Aim of the task: Among the entries below, find the lines with "needs" and copy them.
-- Start --
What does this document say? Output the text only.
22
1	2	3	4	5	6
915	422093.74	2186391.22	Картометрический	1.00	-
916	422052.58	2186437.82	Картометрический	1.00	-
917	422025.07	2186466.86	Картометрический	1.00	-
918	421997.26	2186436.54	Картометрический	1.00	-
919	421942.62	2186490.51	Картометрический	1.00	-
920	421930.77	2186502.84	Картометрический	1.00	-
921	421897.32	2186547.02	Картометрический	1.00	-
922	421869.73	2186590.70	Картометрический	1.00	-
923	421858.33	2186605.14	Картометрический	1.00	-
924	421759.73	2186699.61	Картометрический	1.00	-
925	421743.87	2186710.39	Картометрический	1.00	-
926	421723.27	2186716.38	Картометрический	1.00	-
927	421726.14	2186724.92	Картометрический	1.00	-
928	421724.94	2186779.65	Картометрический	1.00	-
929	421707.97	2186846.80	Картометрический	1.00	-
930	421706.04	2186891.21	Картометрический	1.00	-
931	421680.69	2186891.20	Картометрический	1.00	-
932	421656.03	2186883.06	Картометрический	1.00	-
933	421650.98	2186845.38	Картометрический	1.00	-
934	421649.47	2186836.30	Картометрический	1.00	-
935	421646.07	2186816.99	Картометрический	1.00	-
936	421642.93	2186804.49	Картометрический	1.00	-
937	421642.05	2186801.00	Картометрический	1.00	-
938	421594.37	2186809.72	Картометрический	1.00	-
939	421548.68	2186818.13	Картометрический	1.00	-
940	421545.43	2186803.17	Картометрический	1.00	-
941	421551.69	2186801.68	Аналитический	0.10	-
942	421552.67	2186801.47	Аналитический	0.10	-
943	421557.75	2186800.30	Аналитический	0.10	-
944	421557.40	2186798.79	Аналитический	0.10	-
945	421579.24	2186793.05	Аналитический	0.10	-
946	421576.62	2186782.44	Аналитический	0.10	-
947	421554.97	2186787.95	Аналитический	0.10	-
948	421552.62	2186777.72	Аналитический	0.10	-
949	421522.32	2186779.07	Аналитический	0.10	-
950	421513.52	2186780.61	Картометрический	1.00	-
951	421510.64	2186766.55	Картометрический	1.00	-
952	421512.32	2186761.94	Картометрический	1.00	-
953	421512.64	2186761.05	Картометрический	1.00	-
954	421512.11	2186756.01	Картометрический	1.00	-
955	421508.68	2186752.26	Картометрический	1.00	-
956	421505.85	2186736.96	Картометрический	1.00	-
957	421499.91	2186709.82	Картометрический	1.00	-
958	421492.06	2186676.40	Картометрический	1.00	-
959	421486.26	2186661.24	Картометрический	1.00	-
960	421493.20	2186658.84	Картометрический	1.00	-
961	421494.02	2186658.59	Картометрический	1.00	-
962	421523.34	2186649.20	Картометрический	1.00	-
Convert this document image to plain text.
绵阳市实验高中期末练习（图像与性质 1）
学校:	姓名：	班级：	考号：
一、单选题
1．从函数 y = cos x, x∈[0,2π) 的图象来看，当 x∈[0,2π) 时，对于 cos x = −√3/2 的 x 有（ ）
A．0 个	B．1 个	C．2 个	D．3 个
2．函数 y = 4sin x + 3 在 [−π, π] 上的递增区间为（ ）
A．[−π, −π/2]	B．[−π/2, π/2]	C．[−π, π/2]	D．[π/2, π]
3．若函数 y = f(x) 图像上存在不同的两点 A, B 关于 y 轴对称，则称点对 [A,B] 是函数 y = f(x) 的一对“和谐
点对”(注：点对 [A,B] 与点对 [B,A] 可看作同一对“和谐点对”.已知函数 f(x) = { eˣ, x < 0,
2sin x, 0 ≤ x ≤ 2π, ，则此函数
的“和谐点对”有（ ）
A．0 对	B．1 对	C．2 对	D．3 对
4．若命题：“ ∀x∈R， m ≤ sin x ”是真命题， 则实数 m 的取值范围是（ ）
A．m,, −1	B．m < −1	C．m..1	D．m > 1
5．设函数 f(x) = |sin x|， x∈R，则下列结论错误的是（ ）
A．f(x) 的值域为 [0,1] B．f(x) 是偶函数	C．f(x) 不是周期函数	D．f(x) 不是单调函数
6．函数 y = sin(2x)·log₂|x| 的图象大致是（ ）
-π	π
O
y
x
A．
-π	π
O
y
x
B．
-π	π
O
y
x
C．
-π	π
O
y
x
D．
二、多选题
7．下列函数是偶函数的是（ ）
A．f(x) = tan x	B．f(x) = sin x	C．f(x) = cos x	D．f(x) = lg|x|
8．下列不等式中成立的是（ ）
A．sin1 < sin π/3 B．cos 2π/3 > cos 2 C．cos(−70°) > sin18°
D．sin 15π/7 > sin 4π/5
-- End --
-- Start --
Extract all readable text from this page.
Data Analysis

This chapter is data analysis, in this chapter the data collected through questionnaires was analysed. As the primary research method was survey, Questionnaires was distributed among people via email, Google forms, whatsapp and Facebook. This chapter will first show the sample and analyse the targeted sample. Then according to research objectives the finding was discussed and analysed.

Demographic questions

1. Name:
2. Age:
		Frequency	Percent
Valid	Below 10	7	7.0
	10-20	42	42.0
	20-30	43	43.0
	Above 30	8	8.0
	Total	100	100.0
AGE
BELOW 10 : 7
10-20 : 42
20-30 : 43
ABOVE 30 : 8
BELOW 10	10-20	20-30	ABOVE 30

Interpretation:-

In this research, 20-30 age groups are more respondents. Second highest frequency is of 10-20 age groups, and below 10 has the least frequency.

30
-- End --
-- Start --
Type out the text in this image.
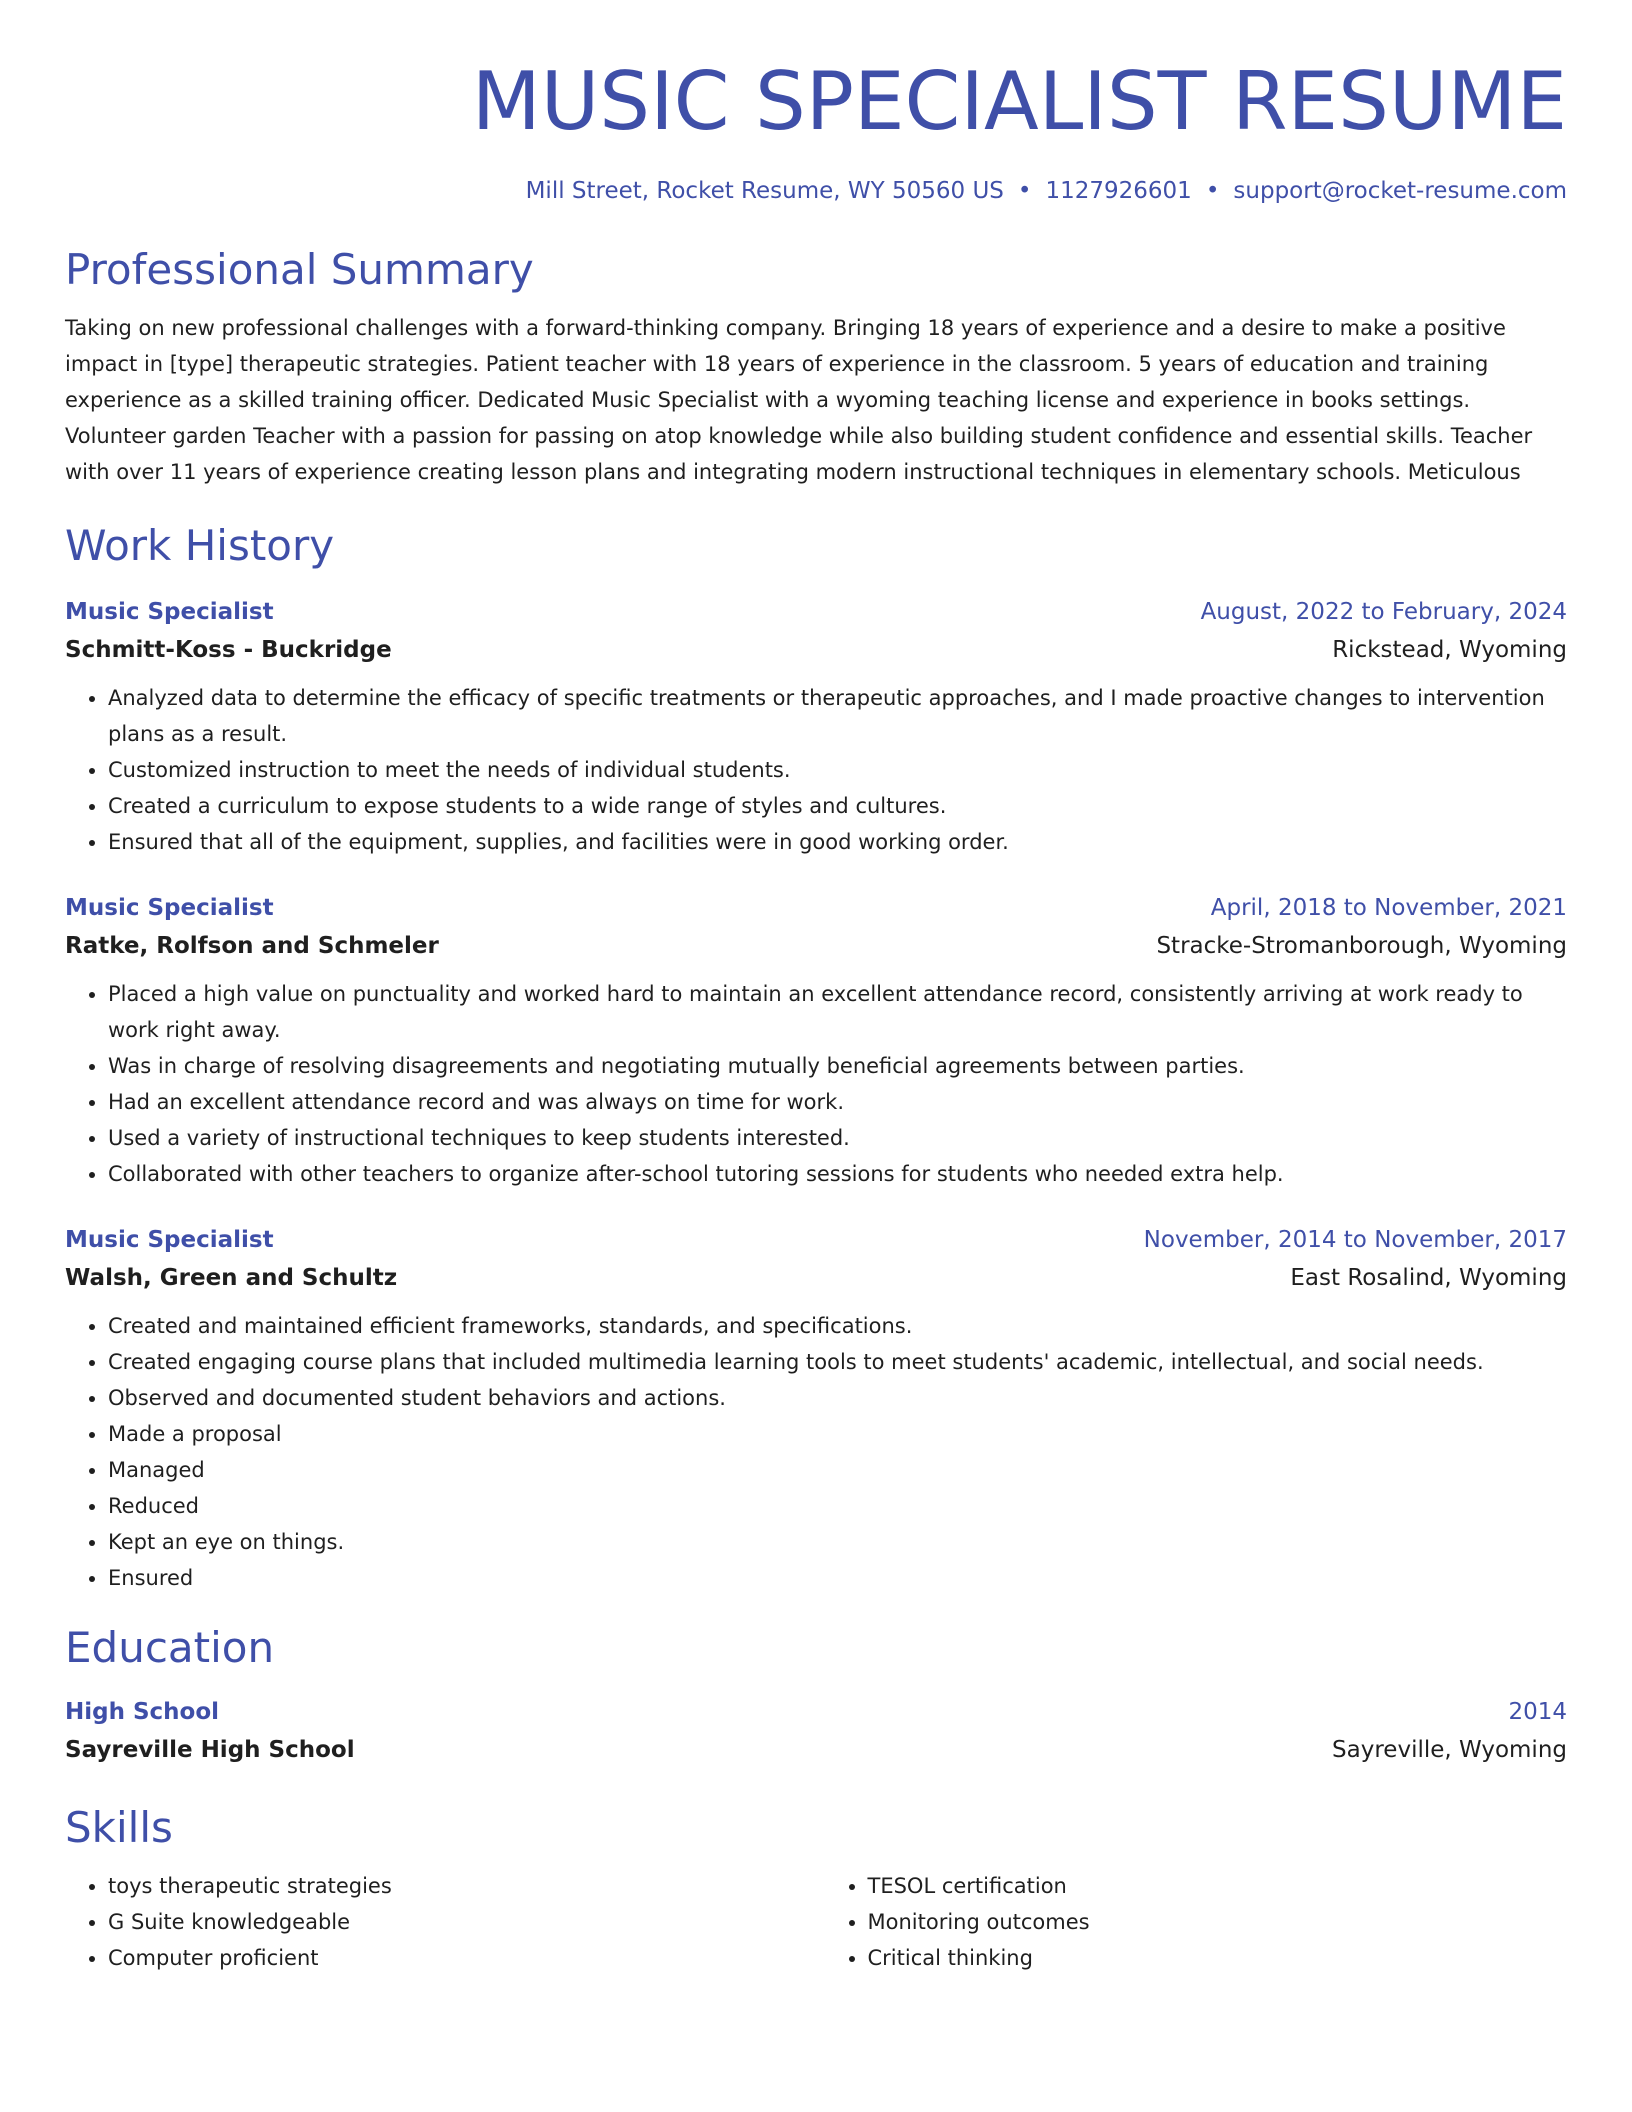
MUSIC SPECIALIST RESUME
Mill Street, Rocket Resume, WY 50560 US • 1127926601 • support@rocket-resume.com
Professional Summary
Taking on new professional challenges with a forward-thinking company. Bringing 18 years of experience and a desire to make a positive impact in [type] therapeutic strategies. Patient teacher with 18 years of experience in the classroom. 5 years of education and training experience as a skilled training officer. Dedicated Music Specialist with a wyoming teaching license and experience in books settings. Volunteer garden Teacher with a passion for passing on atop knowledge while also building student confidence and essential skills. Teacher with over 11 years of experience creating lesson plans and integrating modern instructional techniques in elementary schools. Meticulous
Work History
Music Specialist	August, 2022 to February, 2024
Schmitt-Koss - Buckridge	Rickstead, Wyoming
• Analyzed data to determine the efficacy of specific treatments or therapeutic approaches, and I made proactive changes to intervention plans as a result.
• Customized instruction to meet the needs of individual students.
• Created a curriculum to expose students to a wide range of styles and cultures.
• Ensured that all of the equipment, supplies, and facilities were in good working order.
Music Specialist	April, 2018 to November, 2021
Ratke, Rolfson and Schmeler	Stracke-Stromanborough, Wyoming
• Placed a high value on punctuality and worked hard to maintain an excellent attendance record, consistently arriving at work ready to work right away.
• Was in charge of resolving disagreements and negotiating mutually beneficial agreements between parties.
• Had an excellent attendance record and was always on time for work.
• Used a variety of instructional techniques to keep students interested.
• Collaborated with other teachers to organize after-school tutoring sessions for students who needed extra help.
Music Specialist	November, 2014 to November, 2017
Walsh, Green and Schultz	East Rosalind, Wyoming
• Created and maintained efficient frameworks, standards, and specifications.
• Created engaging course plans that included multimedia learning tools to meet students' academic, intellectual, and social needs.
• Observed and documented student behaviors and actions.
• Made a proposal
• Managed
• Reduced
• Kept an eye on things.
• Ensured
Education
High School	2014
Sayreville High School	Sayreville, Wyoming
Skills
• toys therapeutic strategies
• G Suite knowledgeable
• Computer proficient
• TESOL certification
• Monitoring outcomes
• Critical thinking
-- End --
Written answer:
• Customized instruction to meet the needs of individual students.
• Created engaging course plans that included multimedia learning tools to meet students' academic, intellectual, and social needs.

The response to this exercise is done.